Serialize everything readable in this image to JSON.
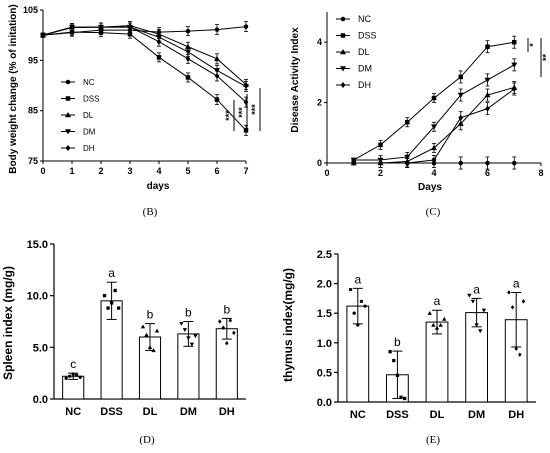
{
  "chart_data": [
    {
      "panel": "(B)",
      "type": "line",
      "xlabel": "days",
      "ylabel": "Body weight change (% of initation)",
      "xlim": [
        0,
        7
      ],
      "ylim": [
        75,
        105
      ],
      "xticks": [
        "0",
        "1",
        "2",
        "3",
        "4",
        "5",
        "6",
        "7"
      ],
      "yticks": [
        "75",
        "85",
        "95",
        "105"
      ],
      "x": [
        0,
        1,
        2,
        3,
        4,
        5,
        6,
        7
      ],
      "series": [
        {
          "name": "NC",
          "marker": "circle",
          "values": [
            100,
            100.5,
            101,
            101,
            100.6,
            100.8,
            101.1,
            101.7
          ]
        },
        {
          "name": "DSS",
          "marker": "square",
          "values": [
            100,
            100.6,
            100.5,
            100.2,
            95.6,
            91.6,
            87.2,
            81.1
          ]
        },
        {
          "name": "DL",
          "marker": "triangle",
          "values": [
            100,
            101.6,
            101.6,
            101.9,
            100.2,
            97.7,
            95.3,
            90.2
          ]
        },
        {
          "name": "DM",
          "marker": "tri-down",
          "values": [
            100,
            101.6,
            101.6,
            101.6,
            99.6,
            96.7,
            93.0,
            89.8
          ]
        },
        {
          "name": "DH",
          "marker": "diamond",
          "values": [
            100,
            101.5,
            101.6,
            101.6,
            98.7,
            95.3,
            91.9,
            86.7
          ]
        }
      ],
      "errors": [
        0.4,
        0.7,
        0.8,
        0.8,
        0.9,
        0.9,
        1.0,
        1.0
      ],
      "significance": [
        "***",
        "***",
        "***"
      ],
      "legend": "inside-left"
    },
    {
      "panel": "(C)",
      "type": "line",
      "xlabel": "Days",
      "ylabel": "Disease Activity Index",
      "xlim": [
        0,
        8
      ],
      "ylim": [
        0,
        5
      ],
      "xticks": [
        "0",
        "2",
        "4",
        "6",
        "8"
      ],
      "yticks": [
        "0",
        "2",
        "4"
      ],
      "x": [
        1,
        2,
        3,
        4,
        5,
        6,
        7
      ],
      "series": [
        {
          "name": "NC",
          "marker": "circle",
          "values": [
            0,
            0,
            0,
            0,
            0,
            0,
            0
          ]
        },
        {
          "name": "DSS",
          "marker": "square",
          "values": [
            0.1,
            0.6,
            1.35,
            2.15,
            2.85,
            3.85,
            4.0
          ]
        },
        {
          "name": "DL",
          "marker": "triangle",
          "values": [
            0,
            0,
            0.05,
            0.5,
            1.3,
            2.25,
            2.5
          ]
        },
        {
          "name": "DM",
          "marker": "tri-down",
          "values": [
            0.1,
            0.1,
            0.2,
            1.2,
            2.25,
            2.75,
            3.25
          ]
        },
        {
          "name": "DH",
          "marker": "diamond",
          "values": [
            0,
            0,
            0,
            0.1,
            1.5,
            1.8,
            2.45
          ]
        }
      ],
      "errors": [
        0.05,
        0.15,
        0.15,
        0.15,
        0.2,
        0.2,
        0.2
      ],
      "significance": [
        "*",
        "**"
      ],
      "legend": "top-left"
    },
    {
      "panel": "(D)",
      "type": "bar",
      "ylabel": "Spleen index (mg/g)",
      "ylim": [
        0,
        15
      ],
      "yticks": [
        "0.0",
        "5.0",
        "10.0",
        "15.0"
      ],
      "categories": [
        "NC",
        "DSS",
        "DL",
        "DM",
        "DH"
      ],
      "values": [
        2.2,
        9.5,
        6.0,
        6.3,
        6.8
      ],
      "errors": [
        0.3,
        1.8,
        1.3,
        1.2,
        1.0
      ],
      "letters": [
        "c",
        "a",
        "b",
        "b",
        "b"
      ],
      "points": [
        [
          2.0,
          2.2,
          2.4,
          2.3,
          2.1
        ],
        [
          10.0,
          8.8,
          9.3,
          10.5,
          8.8
        ],
        [
          7.0,
          6.2,
          5.0,
          4.7,
          6.6
        ],
        [
          7.3,
          6.7,
          5.9,
          5.3,
          6.1
        ],
        [
          7.5,
          6.9,
          5.4,
          7.6,
          6.4
        ]
      ]
    },
    {
      "panel": "(E)",
      "type": "bar",
      "ylabel": "thymus index(mg/g)",
      "ylim": [
        0,
        2.5
      ],
      "yticks": [
        "0.0",
        "0.5",
        "1.0",
        "1.5",
        "2.0",
        "2.5"
      ],
      "categories": [
        "NC",
        "DSS",
        "DL",
        "DM",
        "DH"
      ],
      "values": [
        1.62,
        0.46,
        1.35,
        1.51,
        1.39
      ],
      "errors": [
        0.3,
        0.4,
        0.2,
        0.24,
        0.46
      ],
      "letters": [
        "a",
        "b",
        "a",
        "a",
        "a"
      ],
      "points": [
        [
          1.9,
          1.5,
          1.3,
          1.7,
          1.62
        ],
        [
          0.85,
          0.7,
          0.45,
          0.08,
          0.06
        ],
        [
          1.5,
          1.3,
          1.25,
          1.3,
          1.4
        ],
        [
          1.8,
          1.7,
          1.3,
          1.2,
          1.55
        ],
        [
          1.85,
          1.6,
          0.9,
          0.8,
          1.7
        ]
      ]
    }
  ]
}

**TASK BRIEF**:
What is the number of lines in the listing above that contain the string "ylabel"? Give only the number.

**RESPONSE TO THE TASK**:
4